- [Short exercise]
Search the material for the word "marker" and report each line where it turns up.
··········
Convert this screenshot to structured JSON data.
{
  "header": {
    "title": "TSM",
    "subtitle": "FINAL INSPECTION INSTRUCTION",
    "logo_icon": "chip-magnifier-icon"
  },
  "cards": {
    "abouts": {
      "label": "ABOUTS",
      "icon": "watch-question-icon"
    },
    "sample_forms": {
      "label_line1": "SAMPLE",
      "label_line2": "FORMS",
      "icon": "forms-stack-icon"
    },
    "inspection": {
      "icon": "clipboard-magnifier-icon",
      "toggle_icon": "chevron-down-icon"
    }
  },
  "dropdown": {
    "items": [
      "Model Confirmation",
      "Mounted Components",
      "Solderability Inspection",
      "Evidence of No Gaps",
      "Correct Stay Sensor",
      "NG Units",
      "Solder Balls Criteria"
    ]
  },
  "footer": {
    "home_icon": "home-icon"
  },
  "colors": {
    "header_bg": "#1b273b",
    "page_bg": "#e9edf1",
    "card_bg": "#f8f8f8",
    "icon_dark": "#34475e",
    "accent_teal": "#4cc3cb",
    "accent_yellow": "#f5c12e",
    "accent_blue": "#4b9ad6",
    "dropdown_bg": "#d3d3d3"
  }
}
··········
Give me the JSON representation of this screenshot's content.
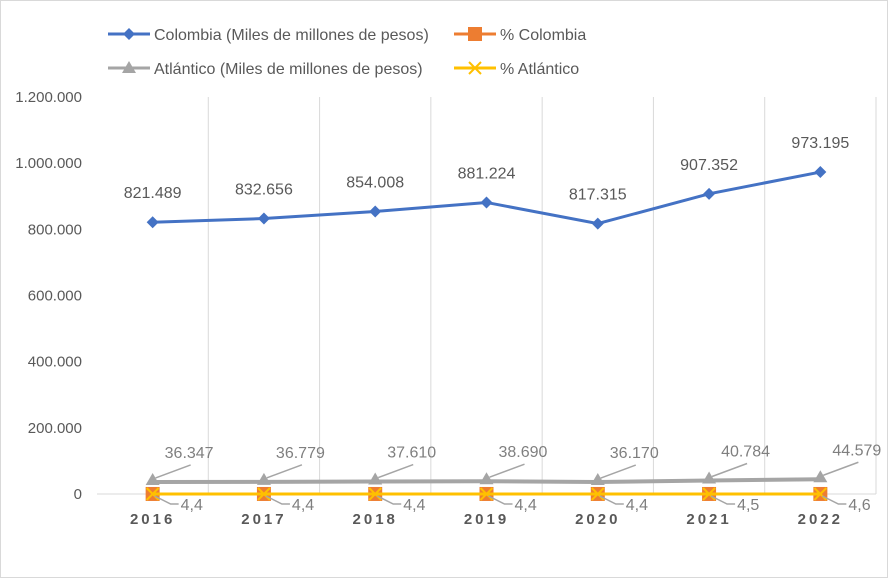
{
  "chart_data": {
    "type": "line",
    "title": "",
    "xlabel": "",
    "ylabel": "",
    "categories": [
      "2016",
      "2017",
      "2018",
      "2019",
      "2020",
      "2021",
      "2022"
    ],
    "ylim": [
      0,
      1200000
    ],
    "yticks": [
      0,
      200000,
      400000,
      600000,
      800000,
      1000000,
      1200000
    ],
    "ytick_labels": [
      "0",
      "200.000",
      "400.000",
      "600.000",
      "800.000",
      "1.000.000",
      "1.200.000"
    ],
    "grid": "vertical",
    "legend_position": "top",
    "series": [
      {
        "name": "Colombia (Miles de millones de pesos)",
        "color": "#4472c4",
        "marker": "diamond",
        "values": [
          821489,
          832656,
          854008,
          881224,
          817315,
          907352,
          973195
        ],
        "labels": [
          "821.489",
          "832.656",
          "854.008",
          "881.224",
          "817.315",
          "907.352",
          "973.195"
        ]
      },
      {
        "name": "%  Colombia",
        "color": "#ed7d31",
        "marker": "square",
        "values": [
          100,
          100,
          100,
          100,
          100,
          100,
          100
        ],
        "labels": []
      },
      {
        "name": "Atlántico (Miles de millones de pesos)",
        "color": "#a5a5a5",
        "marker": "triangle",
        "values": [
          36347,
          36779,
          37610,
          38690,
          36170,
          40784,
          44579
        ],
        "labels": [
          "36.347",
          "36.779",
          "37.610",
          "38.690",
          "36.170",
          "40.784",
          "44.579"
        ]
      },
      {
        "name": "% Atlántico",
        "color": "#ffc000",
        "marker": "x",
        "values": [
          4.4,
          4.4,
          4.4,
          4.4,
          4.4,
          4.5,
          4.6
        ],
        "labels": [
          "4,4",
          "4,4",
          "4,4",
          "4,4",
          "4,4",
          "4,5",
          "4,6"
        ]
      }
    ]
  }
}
··········
- [Result]
        "marker": "diamond",
        "marker": "square",
        "marker": "triangle",
        "marker": "x",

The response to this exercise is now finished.